(Raw records)
________________________
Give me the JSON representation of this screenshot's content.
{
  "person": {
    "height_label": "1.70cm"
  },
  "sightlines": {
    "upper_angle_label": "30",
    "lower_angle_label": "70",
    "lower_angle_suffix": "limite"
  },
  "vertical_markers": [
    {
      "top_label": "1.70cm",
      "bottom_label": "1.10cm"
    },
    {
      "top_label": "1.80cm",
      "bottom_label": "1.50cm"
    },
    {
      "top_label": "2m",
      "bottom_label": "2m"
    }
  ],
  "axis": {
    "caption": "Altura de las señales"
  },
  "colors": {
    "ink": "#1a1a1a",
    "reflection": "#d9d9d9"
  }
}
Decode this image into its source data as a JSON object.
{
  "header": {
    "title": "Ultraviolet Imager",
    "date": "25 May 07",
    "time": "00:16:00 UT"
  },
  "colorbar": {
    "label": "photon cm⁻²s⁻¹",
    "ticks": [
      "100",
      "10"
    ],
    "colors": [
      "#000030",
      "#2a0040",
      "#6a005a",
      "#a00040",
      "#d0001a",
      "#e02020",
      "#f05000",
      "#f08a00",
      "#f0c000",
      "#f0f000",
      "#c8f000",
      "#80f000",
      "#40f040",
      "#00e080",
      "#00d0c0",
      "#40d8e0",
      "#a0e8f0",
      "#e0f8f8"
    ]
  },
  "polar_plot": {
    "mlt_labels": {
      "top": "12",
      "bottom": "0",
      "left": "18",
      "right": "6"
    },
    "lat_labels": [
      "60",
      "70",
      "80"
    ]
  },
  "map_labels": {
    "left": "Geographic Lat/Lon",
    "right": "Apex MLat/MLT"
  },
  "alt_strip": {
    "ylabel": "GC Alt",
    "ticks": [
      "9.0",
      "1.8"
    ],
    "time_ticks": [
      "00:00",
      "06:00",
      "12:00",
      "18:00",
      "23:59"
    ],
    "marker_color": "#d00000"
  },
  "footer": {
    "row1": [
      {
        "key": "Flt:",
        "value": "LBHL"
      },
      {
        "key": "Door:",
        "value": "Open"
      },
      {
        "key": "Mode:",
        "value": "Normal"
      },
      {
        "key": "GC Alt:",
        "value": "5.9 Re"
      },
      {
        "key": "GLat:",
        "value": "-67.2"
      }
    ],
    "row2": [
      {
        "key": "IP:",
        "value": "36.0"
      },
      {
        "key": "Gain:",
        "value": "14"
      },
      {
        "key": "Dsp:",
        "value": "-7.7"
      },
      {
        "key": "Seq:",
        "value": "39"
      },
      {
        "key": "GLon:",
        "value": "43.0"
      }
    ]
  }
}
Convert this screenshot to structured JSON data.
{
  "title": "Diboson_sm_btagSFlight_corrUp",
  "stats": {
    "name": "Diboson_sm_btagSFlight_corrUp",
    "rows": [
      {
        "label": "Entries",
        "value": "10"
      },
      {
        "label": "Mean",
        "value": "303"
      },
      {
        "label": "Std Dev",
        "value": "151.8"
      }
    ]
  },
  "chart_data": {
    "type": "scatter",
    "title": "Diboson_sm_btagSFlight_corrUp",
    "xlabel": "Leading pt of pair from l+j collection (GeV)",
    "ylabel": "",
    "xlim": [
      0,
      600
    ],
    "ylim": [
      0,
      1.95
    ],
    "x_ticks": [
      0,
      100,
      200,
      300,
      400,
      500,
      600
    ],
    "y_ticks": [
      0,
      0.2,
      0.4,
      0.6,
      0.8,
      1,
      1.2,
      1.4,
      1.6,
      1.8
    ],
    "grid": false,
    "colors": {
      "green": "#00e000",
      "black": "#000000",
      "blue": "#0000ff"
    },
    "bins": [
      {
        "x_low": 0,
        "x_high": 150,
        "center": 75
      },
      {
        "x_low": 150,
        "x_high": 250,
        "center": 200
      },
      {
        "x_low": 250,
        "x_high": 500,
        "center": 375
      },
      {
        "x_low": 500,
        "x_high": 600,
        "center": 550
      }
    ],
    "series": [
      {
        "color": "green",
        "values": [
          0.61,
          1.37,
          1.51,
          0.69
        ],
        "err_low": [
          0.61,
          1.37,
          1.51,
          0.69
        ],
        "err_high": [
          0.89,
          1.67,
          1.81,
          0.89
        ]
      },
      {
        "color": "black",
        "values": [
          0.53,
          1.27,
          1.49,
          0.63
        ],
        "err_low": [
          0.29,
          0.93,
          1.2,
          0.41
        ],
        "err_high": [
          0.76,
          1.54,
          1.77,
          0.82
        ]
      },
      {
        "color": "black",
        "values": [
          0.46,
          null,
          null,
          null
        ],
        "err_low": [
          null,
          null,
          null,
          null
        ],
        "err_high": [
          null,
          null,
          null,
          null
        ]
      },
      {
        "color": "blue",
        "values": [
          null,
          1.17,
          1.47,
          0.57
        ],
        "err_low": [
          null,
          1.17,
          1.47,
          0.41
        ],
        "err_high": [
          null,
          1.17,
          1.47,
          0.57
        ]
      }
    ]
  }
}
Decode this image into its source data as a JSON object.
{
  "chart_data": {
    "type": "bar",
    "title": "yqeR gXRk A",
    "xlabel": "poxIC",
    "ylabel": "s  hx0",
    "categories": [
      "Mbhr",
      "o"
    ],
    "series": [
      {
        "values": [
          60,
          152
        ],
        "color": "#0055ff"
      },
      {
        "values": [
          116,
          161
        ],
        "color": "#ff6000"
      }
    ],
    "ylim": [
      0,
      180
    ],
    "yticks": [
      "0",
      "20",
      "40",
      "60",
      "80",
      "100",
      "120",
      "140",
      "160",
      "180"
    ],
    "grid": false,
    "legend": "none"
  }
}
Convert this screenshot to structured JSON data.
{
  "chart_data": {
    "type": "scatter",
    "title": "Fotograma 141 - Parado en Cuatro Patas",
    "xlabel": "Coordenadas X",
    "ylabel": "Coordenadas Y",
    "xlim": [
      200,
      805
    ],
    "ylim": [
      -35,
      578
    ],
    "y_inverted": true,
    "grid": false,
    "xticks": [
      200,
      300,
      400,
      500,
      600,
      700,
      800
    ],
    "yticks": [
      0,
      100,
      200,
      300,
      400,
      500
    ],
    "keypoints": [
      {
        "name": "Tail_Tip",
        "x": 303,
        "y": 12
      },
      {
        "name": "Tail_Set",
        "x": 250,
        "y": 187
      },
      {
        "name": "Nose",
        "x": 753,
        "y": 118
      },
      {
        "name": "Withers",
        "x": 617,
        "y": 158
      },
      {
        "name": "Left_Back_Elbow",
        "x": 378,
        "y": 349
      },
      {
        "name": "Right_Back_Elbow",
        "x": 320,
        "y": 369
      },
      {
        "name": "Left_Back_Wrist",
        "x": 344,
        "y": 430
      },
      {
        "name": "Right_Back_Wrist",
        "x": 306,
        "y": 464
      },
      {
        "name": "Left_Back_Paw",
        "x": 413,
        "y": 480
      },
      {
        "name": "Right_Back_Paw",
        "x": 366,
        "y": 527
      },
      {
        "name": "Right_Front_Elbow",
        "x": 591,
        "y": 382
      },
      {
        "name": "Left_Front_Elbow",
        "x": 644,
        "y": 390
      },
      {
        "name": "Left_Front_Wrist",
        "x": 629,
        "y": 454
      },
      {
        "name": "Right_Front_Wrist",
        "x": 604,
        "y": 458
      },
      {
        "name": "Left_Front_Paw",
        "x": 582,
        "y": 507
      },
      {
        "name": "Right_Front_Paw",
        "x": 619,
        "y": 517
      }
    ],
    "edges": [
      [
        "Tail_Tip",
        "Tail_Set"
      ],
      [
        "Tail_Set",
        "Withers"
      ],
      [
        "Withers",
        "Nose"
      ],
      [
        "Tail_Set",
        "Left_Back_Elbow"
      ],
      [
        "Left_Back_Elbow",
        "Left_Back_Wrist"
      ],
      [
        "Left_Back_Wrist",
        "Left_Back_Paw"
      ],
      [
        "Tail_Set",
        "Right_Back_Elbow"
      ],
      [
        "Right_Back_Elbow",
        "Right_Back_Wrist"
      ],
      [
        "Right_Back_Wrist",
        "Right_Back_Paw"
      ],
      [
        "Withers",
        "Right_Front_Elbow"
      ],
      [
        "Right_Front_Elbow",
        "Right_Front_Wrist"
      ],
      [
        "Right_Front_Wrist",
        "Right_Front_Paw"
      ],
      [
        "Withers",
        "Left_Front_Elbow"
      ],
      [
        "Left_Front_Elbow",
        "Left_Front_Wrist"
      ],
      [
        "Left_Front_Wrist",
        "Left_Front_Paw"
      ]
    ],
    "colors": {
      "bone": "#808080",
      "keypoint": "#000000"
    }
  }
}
________________________
Search the data for "Coordenadas". Copy every line that has it.

    "xlabel": "Coordenadas X",
    "ylabel": "Coordenadas Y",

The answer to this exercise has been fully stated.